Stated task: Rewrite the lines of every item, putting "clickable" wherever "interactable" occurs and changing nothing else. Leave the pictures out of your answer.

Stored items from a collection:
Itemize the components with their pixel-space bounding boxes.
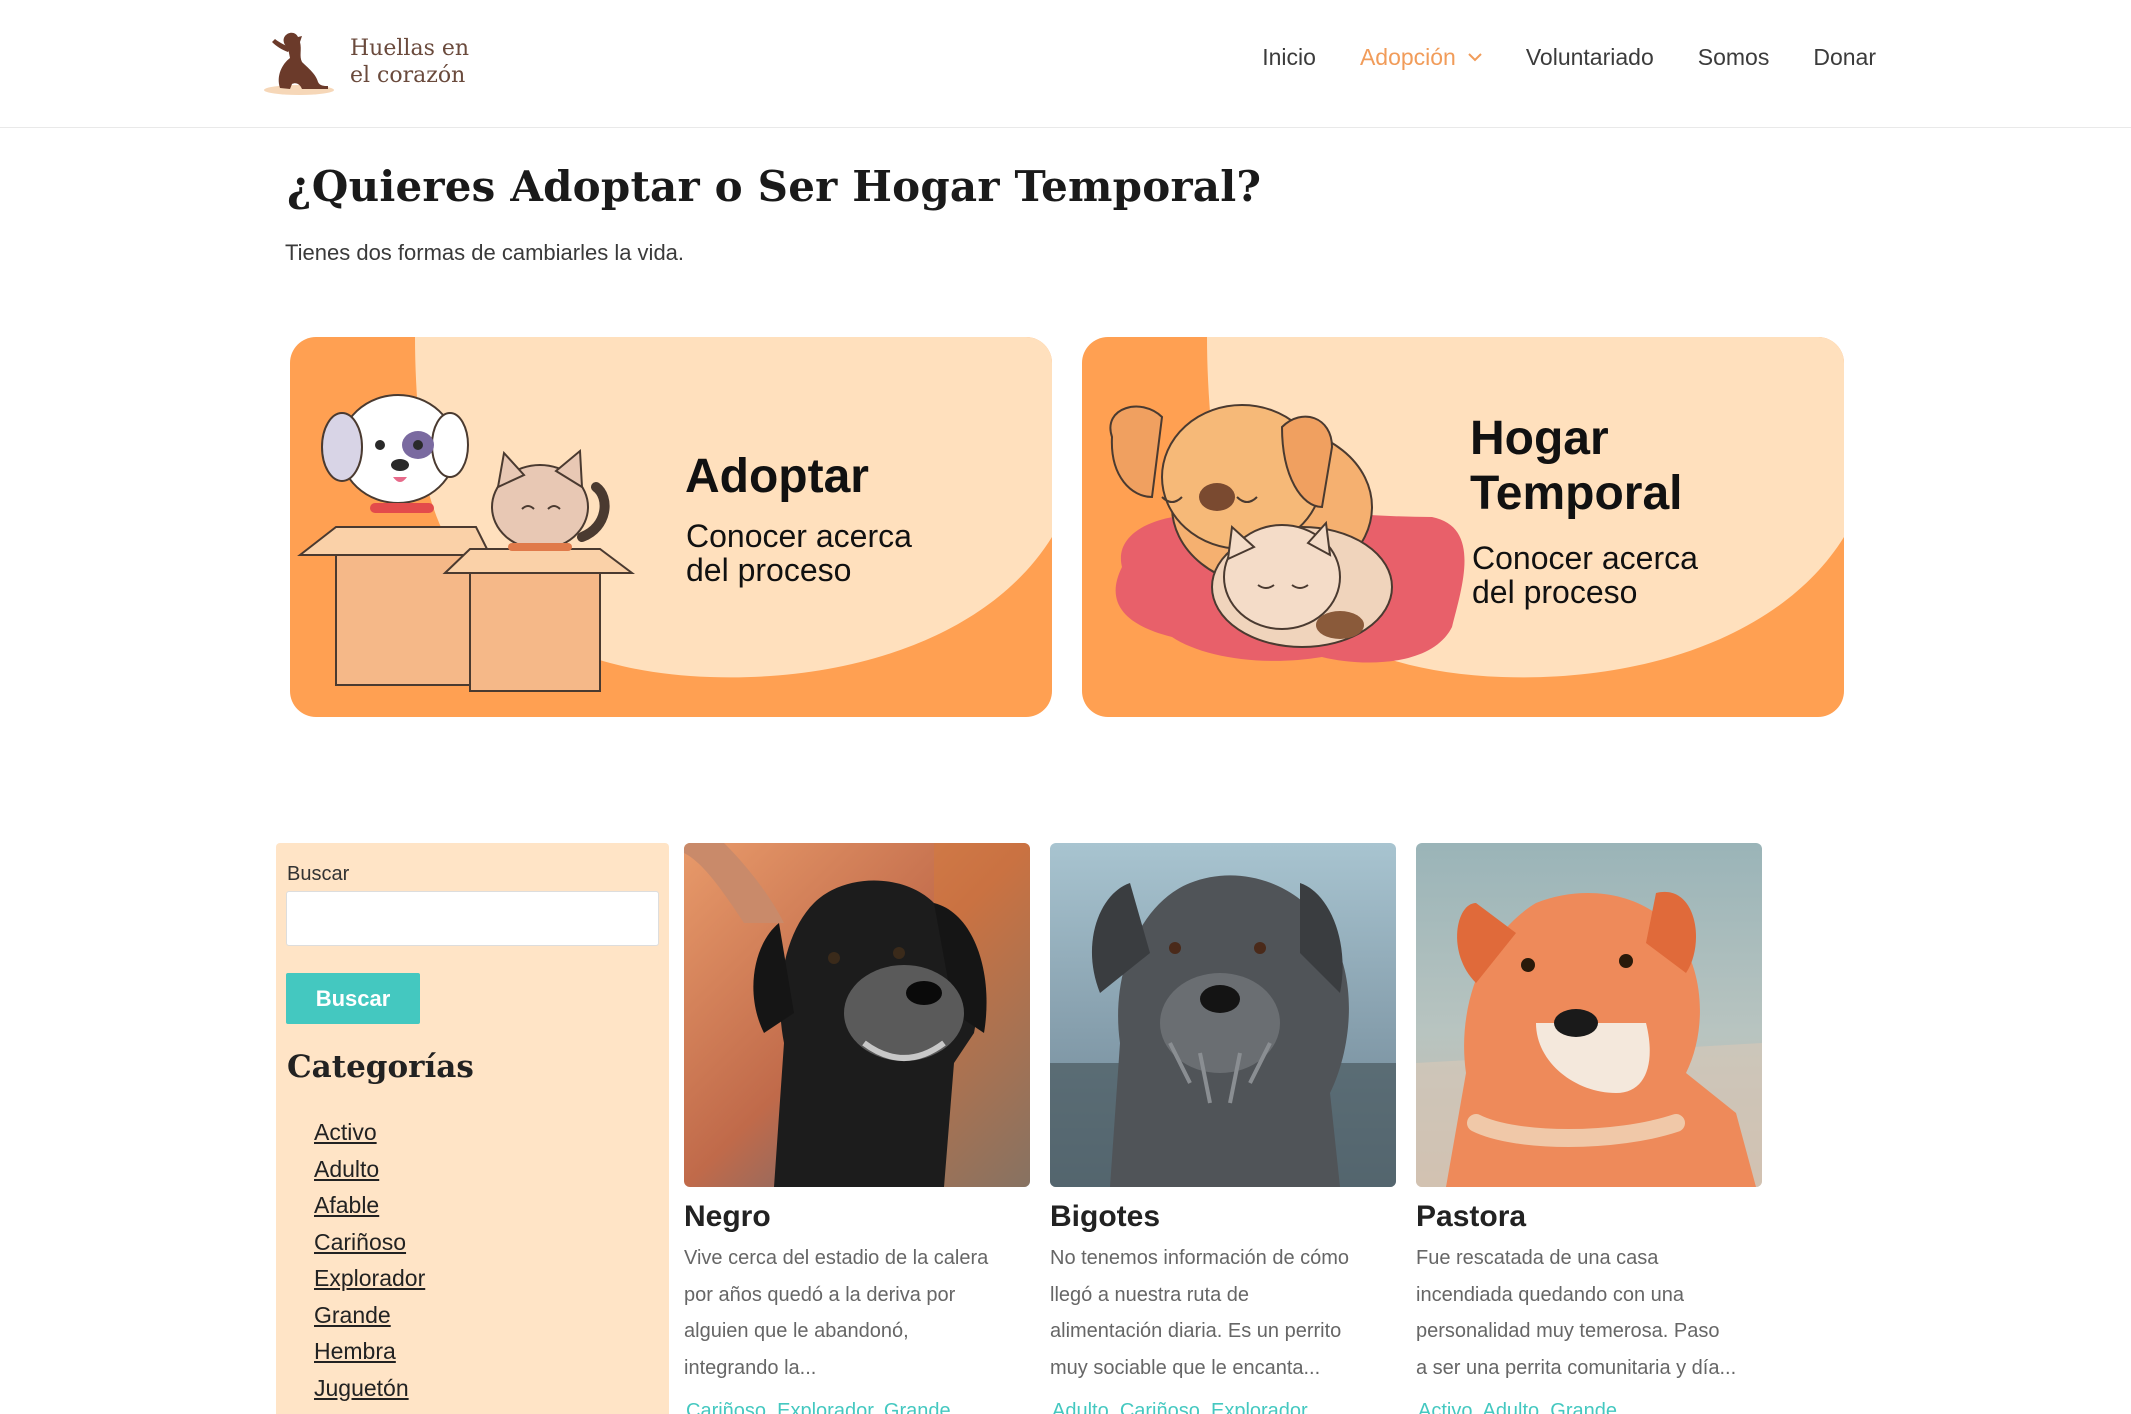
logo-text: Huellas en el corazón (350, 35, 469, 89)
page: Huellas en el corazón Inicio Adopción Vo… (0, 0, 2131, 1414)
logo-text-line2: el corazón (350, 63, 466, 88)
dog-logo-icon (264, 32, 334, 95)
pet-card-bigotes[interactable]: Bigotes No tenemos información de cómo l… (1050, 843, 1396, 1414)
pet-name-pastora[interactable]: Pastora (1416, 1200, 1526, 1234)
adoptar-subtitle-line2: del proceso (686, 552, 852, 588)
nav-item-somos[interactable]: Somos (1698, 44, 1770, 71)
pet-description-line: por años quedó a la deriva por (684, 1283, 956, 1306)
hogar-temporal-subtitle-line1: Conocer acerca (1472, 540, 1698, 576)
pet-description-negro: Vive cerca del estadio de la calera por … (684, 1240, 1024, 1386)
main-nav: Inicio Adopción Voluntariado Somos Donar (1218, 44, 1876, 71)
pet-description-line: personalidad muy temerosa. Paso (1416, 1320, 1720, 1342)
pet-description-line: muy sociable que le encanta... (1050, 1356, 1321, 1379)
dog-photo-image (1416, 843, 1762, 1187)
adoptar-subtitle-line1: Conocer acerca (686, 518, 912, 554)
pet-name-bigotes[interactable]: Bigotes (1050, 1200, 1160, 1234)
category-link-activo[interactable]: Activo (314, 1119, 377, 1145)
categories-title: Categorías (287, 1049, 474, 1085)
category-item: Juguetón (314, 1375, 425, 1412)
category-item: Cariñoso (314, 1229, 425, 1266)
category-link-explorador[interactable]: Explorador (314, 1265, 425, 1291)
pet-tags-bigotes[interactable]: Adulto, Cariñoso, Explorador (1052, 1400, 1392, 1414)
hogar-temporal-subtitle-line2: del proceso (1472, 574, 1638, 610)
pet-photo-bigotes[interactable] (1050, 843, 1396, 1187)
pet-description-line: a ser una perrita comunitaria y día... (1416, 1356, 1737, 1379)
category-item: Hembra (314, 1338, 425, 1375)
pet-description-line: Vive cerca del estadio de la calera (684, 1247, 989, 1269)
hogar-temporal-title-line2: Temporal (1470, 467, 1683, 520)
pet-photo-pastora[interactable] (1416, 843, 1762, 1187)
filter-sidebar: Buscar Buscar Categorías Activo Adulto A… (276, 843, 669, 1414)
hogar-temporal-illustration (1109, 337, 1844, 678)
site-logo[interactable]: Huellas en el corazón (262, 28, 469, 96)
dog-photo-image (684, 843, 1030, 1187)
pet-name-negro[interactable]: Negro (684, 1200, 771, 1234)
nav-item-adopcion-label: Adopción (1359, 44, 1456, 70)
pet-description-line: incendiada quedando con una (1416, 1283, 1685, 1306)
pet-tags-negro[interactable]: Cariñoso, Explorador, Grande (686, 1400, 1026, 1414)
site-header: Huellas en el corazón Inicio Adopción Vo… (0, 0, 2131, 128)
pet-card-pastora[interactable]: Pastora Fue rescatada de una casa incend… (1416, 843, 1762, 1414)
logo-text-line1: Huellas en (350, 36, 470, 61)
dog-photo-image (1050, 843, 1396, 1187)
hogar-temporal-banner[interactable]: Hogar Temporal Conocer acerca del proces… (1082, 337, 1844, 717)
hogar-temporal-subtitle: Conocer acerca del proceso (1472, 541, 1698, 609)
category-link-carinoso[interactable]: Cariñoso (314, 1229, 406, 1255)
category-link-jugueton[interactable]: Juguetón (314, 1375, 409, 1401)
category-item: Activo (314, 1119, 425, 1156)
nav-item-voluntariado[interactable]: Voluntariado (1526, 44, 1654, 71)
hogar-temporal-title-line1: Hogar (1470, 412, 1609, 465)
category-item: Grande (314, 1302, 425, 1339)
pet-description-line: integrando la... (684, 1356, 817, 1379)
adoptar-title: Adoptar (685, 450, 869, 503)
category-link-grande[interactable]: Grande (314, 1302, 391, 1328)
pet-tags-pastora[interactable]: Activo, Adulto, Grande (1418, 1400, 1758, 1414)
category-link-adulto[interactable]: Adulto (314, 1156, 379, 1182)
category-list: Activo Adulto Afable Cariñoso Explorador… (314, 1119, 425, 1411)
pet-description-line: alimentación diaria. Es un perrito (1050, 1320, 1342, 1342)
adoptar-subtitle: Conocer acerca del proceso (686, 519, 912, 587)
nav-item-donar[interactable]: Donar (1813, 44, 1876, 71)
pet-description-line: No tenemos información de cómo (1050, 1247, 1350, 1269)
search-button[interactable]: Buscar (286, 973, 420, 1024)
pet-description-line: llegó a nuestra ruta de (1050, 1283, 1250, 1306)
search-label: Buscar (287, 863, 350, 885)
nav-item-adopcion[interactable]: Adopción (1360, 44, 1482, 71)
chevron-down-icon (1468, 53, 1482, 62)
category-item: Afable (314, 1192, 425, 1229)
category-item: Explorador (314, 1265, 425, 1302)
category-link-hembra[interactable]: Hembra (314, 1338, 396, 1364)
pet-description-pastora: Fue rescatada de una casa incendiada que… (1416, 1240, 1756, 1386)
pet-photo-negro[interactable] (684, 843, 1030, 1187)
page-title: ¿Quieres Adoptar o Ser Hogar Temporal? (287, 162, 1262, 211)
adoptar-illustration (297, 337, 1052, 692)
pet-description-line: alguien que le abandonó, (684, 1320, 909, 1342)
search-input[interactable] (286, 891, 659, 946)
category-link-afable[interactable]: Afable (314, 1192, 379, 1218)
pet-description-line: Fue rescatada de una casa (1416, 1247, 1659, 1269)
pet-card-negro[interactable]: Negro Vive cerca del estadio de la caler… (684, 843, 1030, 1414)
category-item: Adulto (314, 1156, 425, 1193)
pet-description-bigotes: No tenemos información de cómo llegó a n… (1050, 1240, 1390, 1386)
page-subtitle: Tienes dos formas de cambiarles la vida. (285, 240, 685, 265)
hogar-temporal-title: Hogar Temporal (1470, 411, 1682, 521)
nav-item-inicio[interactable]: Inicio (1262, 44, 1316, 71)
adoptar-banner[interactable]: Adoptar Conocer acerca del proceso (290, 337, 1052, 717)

Problem solution:
Itemize the components with their pixel-space bounding boxes.
logo-text: Huellas en el corazón (350, 35, 469, 89)
page: Huellas en el corazón Inicio Adopción Vo… (0, 0, 2131, 1414)
logo-text-line2: el corazón (350, 63, 466, 88)
dog-logo-icon (264, 32, 334, 95)
pet-card-bigotes[clickable]: Bigotes No tenemos información de cómo l… (1050, 843, 1396, 1414)
pet-name-pastora[clickable]: Pastora (1416, 1200, 1526, 1234)
adoptar-subtitle-line2: del proceso (686, 552, 852, 588)
nav-item-somos[clickable]: Somos (1698, 44, 1770, 71)
pet-description-line: por años quedó a la deriva por (684, 1283, 956, 1306)
hogar-temporal-subtitle-line1: Conocer acerca (1472, 540, 1698, 576)
pet-description-negro: Vive cerca del estadio de la calera por … (684, 1240, 1024, 1386)
main-nav: Inicio Adopción Voluntariado Somos Donar (1218, 44, 1876, 71)
pet-description-line: personalidad muy temerosa. Paso (1416, 1320, 1720, 1342)
pet-description-line: muy sociable que le encanta... (1050, 1356, 1321, 1379)
dog-photo-image (1416, 843, 1762, 1187)
adoptar-subtitle-line1: Conocer acerca (686, 518, 912, 554)
pet-name-bigotes[clickable]: Bigotes (1050, 1200, 1160, 1234)
category-link-activo[clickable]: Activo (314, 1119, 377, 1145)
categories-title: Categorías (287, 1049, 474, 1085)
category-item: Juguetón (314, 1375, 425, 1412)
category-item: Cariñoso (314, 1229, 425, 1266)
category-link-explorador[clickable]: Explorador (314, 1265, 425, 1291)
pet-tags-bigotes[clickable]: Adulto, Cariñoso, Explorador (1052, 1400, 1392, 1414)
hogar-temporal-subtitle-line2: del proceso (1472, 574, 1638, 610)
pet-photo-bigotes[clickable] (1050, 843, 1396, 1187)
pet-description-line: a ser una perrita comunitaria y día... (1416, 1356, 1737, 1379)
category-item: Hembra (314, 1338, 425, 1375)
pet-description-line: Vive cerca del estadio de la calera (684, 1247, 989, 1269)
hogar-temporal-title-line2: Temporal (1470, 467, 1683, 520)
pet-photo-pastora[clickable] (1416, 843, 1762, 1187)
filter-sidebar: Buscar Buscar Categorías Activo Adulto A… (276, 843, 669, 1414)
hogar-temporal-illustration (1109, 337, 1844, 678)
site-logo[clickable]: Huellas en el corazón (262, 28, 469, 96)
dog-photo-image (684, 843, 1030, 1187)
pet-name-negro[clickable]: Negro (684, 1200, 771, 1234)
nav-item-adopcion-label: Adopción (1359, 44, 1456, 70)
pet-description-line: incendiada quedando con una (1416, 1283, 1685, 1306)
pet-tags-negro[clickable]: Cariñoso, Explorador, Grande (686, 1400, 1026, 1414)
site-header: Huellas en el corazón Inicio Adopción Vo… (0, 0, 2131, 128)
pet-card-pastora[clickable]: Pastora Fue rescatada de una casa incend… (1416, 843, 1762, 1414)
logo-text-line1: Huellas en (350, 36, 470, 61)
dog-photo-image (1050, 843, 1396, 1187)
hogar-temporal-banner[clickable]: Hogar Temporal Conocer acerca del proces… (1082, 337, 1844, 717)
hogar-temporal-subtitle: Conocer acerca del proceso (1472, 541, 1698, 609)
category-link-carinoso[clickable]: Cariñoso (314, 1229, 406, 1255)
category-link-jugueton[clickable]: Juguetón (314, 1375, 409, 1401)
category-item: Activo (314, 1119, 425, 1156)
nav-item-voluntariado[clickable]: Voluntariado (1526, 44, 1654, 71)
hogar-temporal-title-line1: Hogar (1470, 412, 1609, 465)
category-item: Grande (314, 1302, 425, 1339)
pet-description-line: integrando la... (684, 1356, 817, 1379)
adoptar-title: Adoptar (685, 450, 869, 503)
category-link-grande[clickable]: Grande (314, 1302, 391, 1328)
pet-tags-pastora[clickable]: Activo, Adulto, Grande (1418, 1400, 1758, 1414)
category-link-adulto[clickable]: Adulto (314, 1156, 379, 1182)
category-list: Activo Adulto Afable Cariñoso Explorador… (314, 1119, 425, 1411)
pet-description-line: alimentación diaria. Es un perrito (1050, 1320, 1342, 1342)
adoptar-subtitle: Conocer acerca del proceso (686, 519, 912, 587)
nav-item-donar[clickable]: Donar (1813, 44, 1876, 71)
pet-description-line: No tenemos información de cómo (1050, 1247, 1350, 1269)
search-button[clickable]: Buscar (286, 973, 420, 1024)
pet-description-line: llegó a nuestra ruta de (1050, 1283, 1250, 1306)
search-label: Buscar (287, 863, 350, 885)
nav-item-adopcion[clickable]: Adopción (1360, 44, 1482, 71)
chevron-down-icon (1468, 53, 1482, 62)
category-item: Afable (314, 1192, 425, 1229)
category-item: Explorador (314, 1265, 425, 1302)
category-link-hembra[clickable]: Hembra (314, 1338, 396, 1364)
pet-description-pastora: Fue rescatada de una casa incendiada que… (1416, 1240, 1756, 1386)
pet-photo-negro[clickable] (684, 843, 1030, 1187)
page-title: ¿Quieres Adoptar o Ser Hogar Temporal? (287, 162, 1262, 211)
adoptar-illustration (297, 337, 1052, 692)
pet-description-line: alguien que le abandonó, (684, 1320, 909, 1342)
search-input[clickable] (286, 891, 659, 946)
category-link-afable[clickable]: Afable (314, 1192, 379, 1218)
pet-description-line: Fue rescatada de una casa (1416, 1247, 1659, 1269)
pet-card-negro[clickable]: Negro Vive cerca del estadio de la caler… (684, 843, 1030, 1414)
category-item: Adulto (314, 1156, 425, 1193)
pet-description-bigotes: No tenemos información de cómo llegó a n… (1050, 1240, 1390, 1386)
page-subtitle: Tienes dos formas de cambiarles la vida. (285, 240, 685, 265)
hogar-temporal-title: Hogar Temporal (1470, 411, 1682, 521)
nav-item-inicio[clickable]: Inicio (1262, 44, 1316, 71)
adoptar-banner[clickable]: Adoptar Conocer acerca del proceso (290, 337, 1052, 717)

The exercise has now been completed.